- Opening Delimiter -

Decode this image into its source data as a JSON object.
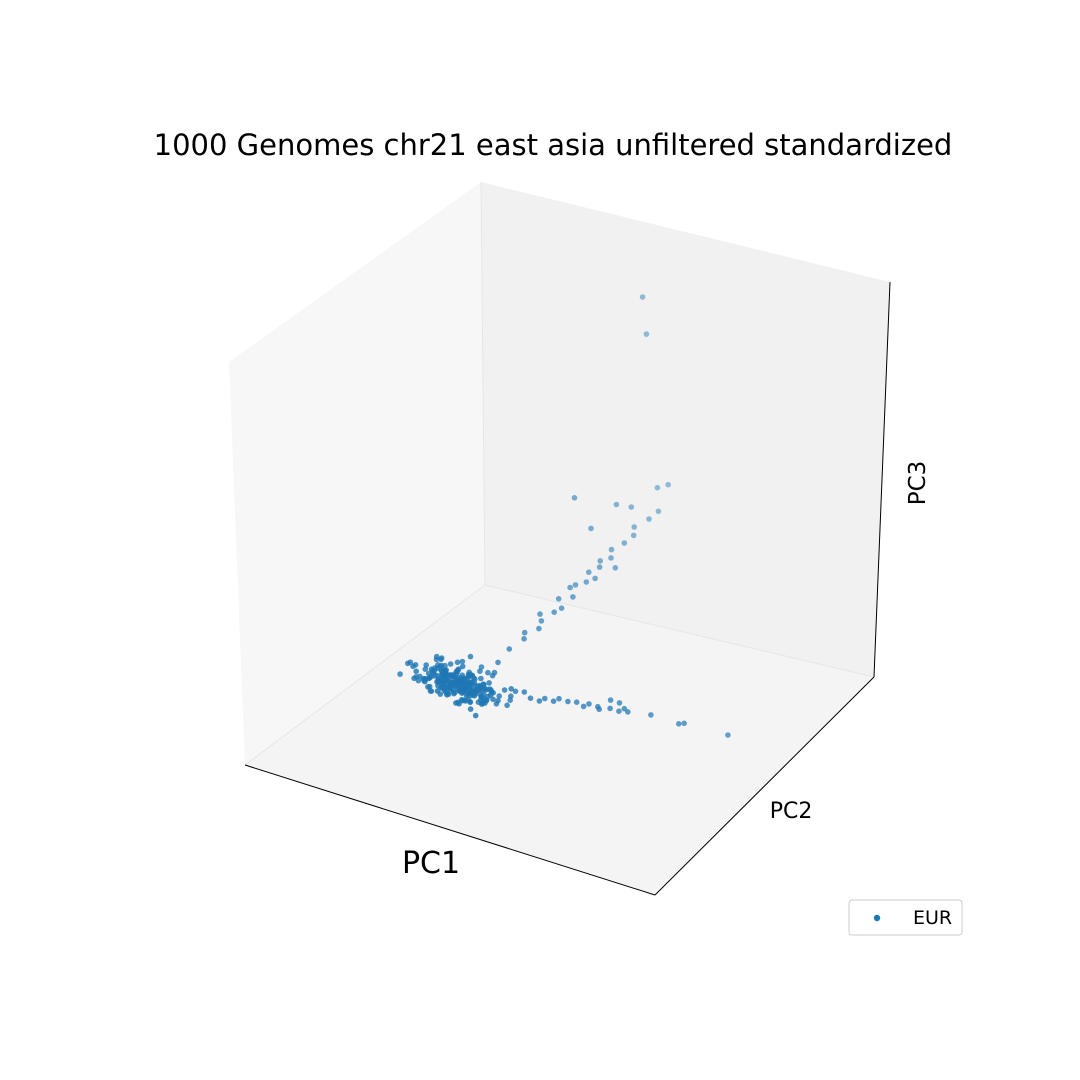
{
  "chart_data": {
    "type": "scatter",
    "projection": "3d",
    "title": "1000 Genomes chr21 east asia unfiltered standardized",
    "xlabel": "PC1",
    "ylabel": "PC2",
    "zlabel": "PC3",
    "ticks": false,
    "grid": false,
    "legend": {
      "placement": "lower-right",
      "entries": [
        "EUR"
      ]
    },
    "xlim": [
      -4,
      8
    ],
    "ylim": [
      -4,
      8
    ],
    "zlim": [
      -3,
      16
    ],
    "series": [
      {
        "name": "EUR",
        "color": "#1f77b4",
        "cluster": {
          "center": [
            0.0,
            0.0,
            0.0
          ],
          "spread": [
            0.55,
            0.25,
            0.35
          ],
          "count": 260
        },
        "points": [
          [
            -1.6,
            0.2,
            0.1
          ],
          [
            -1.2,
            -0.3,
            -0.1
          ],
          [
            -1.0,
            0.4,
            0.0
          ],
          [
            1.1,
            0.3,
            0.1
          ],
          [
            1.2,
            -0.2,
            0.0
          ],
          [
            1.4,
            0.1,
            0.1
          ],
          [
            1.0,
            -0.1,
            0.2
          ],
          [
            1.3,
            0.5,
            0.0
          ],
          [
            1.5,
            0.6,
            0.0
          ],
          [
            1.8,
            0.4,
            0.0
          ],
          [
            2.0,
            0.5,
            -0.1
          ],
          [
            2.1,
            0.6,
            0.0
          ],
          [
            2.3,
            0.7,
            -0.1
          ],
          [
            2.4,
            0.8,
            0.0
          ],
          [
            2.6,
            0.9,
            -0.1
          ],
          [
            2.8,
            1.0,
            -0.1
          ],
          [
            3.0,
            1.0,
            -0.2
          ],
          [
            3.1,
            1.1,
            -0.1
          ],
          [
            3.3,
            1.2,
            -0.2
          ],
          [
            3.4,
            1.1,
            -0.2
          ],
          [
            3.6,
            1.3,
            -0.2
          ],
          [
            3.8,
            1.4,
            -0.3
          ],
          [
            4.0,
            1.5,
            -0.3
          ],
          [
            3.5,
            1.5,
            0.0
          ],
          [
            3.7,
            1.6,
            -0.1
          ],
          [
            3.9,
            1.5,
            -0.2
          ],
          [
            4.5,
            1.8,
            -0.4
          ],
          [
            5.2,
            2.0,
            -0.6
          ],
          [
            5.3,
            2.1,
            -0.6
          ],
          [
            6.4,
            2.4,
            -0.8
          ],
          [
            0.5,
            1.0,
            0.6
          ],
          [
            0.6,
            1.4,
            1.0
          ],
          [
            0.8,
            1.8,
            1.3
          ],
          [
            0.7,
            2.0,
            1.4
          ],
          [
            1.0,
            2.2,
            1.6
          ],
          [
            0.9,
            2.5,
            1.7
          ],
          [
            1.1,
            2.8,
            2.0
          ],
          [
            1.2,
            3.0,
            2.1
          ],
          [
            1.0,
            3.2,
            2.3
          ],
          [
            1.3,
            3.4,
            2.4
          ],
          [
            1.2,
            3.7,
            2.7
          ],
          [
            1.4,
            3.9,
            2.8
          ],
          [
            1.3,
            4.2,
            3.0
          ],
          [
            1.5,
            4.4,
            3.2
          ],
          [
            1.4,
            4.6,
            3.3
          ],
          [
            1.6,
            4.8,
            3.4
          ],
          [
            1.5,
            5.0,
            3.6
          ],
          [
            1.7,
            5.3,
            3.8
          ],
          [
            1.8,
            5.6,
            4.0
          ],
          [
            0.8,
            2.6,
            1.9
          ],
          [
            1.1,
            3.6,
            2.6
          ],
          [
            1.6,
            4.0,
            3.0
          ],
          [
            1.9,
            4.5,
            3.3
          ],
          [
            1.7,
            5.8,
            4.2
          ],
          [
            1.9,
            6.2,
            4.4
          ],
          [
            2.0,
            6.5,
            4.6
          ],
          [
            1.5,
            6.0,
            4.9
          ],
          [
            1.3,
            5.6,
            5.2
          ],
          [
            1.2,
            4.5,
            4.8
          ],
          [
            1.8,
            6.8,
            5.4
          ],
          [
            2.0,
            7.0,
            5.5
          ],
          [
            0.9,
            4.2,
            6.3
          ],
          [
            1.6,
            6.5,
            14.5
          ],
          [
            1.7,
            6.5,
            12.8
          ]
        ]
      }
    ]
  }
}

- Closing Delimiter -

» **Directions for this task**:
Would you return all the data exactly as given, minus the pictures?

» **Task response**:
Decode this image into its source data as a JSON object.
{
  "chart_data": {
    "type": "scatter",
    "projection": "3d",
    "title": "1000 Genomes chr21 east asia unfiltered standardized",
    "xlabel": "PC1",
    "ylabel": "PC2",
    "zlabel": "PC3",
    "ticks": false,
    "grid": false,
    "legend": {
      "placement": "lower-right",
      "entries": [
        "EUR"
      ]
    },
    "xlim": [
      -4,
      8
    ],
    "ylim": [
      -4,
      8
    ],
    "zlim": [
      -3,
      16
    ],
    "series": [
      {
        "name": "EUR",
        "color": "#1f77b4",
        "cluster": {
          "center": [
            0.0,
            0.0,
            0.0
          ],
          "spread": [
            0.55,
            0.25,
            0.35
          ],
          "count": 260
        },
        "points": [
          [
            -1.6,
            0.2,
            0.1
          ],
          [
            -1.2,
            -0.3,
            -0.1
          ],
          [
            -1.0,
            0.4,
            0.0
          ],
          [
            1.1,
            0.3,
            0.1
          ],
          [
            1.2,
            -0.2,
            0.0
          ],
          [
            1.4,
            0.1,
            0.1
          ],
          [
            1.0,
            -0.1,
            0.2
          ],
          [
            1.3,
            0.5,
            0.0
          ],
          [
            1.5,
            0.6,
            0.0
          ],
          [
            1.8,
            0.4,
            0.0
          ],
          [
            2.0,
            0.5,
            -0.1
          ],
          [
            2.1,
            0.6,
            0.0
          ],
          [
            2.3,
            0.7,
            -0.1
          ],
          [
            2.4,
            0.8,
            0.0
          ],
          [
            2.6,
            0.9,
            -0.1
          ],
          [
            2.8,
            1.0,
            -0.1
          ],
          [
            3.0,
            1.0,
            -0.2
          ],
          [
            3.1,
            1.1,
            -0.1
          ],
          [
            3.3,
            1.2,
            -0.2
          ],
          [
            3.4,
            1.1,
            -0.2
          ],
          [
            3.6,
            1.3,
            -0.2
          ],
          [
            3.8,
            1.4,
            -0.3
          ],
          [
            4.0,
            1.5,
            -0.3
          ],
          [
            3.5,
            1.5,
            0.0
          ],
          [
            3.7,
            1.6,
            -0.1
          ],
          [
            3.9,
            1.5,
            -0.2
          ],
          [
            4.5,
            1.8,
            -0.4
          ],
          [
            5.2,
            2.0,
            -0.6
          ],
          [
            5.3,
            2.1,
            -0.6
          ],
          [
            6.4,
            2.4,
            -0.8
          ],
          [
            0.5,
            1.0,
            0.6
          ],
          [
            0.6,
            1.4,
            1.0
          ],
          [
            0.8,
            1.8,
            1.3
          ],
          [
            0.7,
            2.0,
            1.4
          ],
          [
            1.0,
            2.2,
            1.6
          ],
          [
            0.9,
            2.5,
            1.7
          ],
          [
            1.1,
            2.8,
            2.0
          ],
          [
            1.2,
            3.0,
            2.1
          ],
          [
            1.0,
            3.2,
            2.3
          ],
          [
            1.3,
            3.4,
            2.4
          ],
          [
            1.2,
            3.7,
            2.7
          ],
          [
            1.4,
            3.9,
            2.8
          ],
          [
            1.3,
            4.2,
            3.0
          ],
          [
            1.5,
            4.4,
            3.2
          ],
          [
            1.4,
            4.6,
            3.3
          ],
          [
            1.6,
            4.8,
            3.4
          ],
          [
            1.5,
            5.0,
            3.6
          ],
          [
            1.7,
            5.3,
            3.8
          ],
          [
            1.8,
            5.6,
            4.0
          ],
          [
            0.8,
            2.6,
            1.9
          ],
          [
            1.1,
            3.6,
            2.6
          ],
          [
            1.6,
            4.0,
            3.0
          ],
          [
            1.9,
            4.5,
            3.3
          ],
          [
            1.7,
            5.8,
            4.2
          ],
          [
            1.9,
            6.2,
            4.4
          ],
          [
            2.0,
            6.5,
            4.6
          ],
          [
            1.5,
            6.0,
            4.9
          ],
          [
            1.3,
            5.6,
            5.2
          ],
          [
            1.2,
            4.5,
            4.8
          ],
          [
            1.8,
            6.8,
            5.4
          ],
          [
            2.0,
            7.0,
            5.5
          ],
          [
            0.9,
            4.2,
            6.3
          ],
          [
            1.6,
            6.5,
            14.5
          ],
          [
            1.7,
            6.5,
            12.8
          ]
        ]
      }
    ]
  }
}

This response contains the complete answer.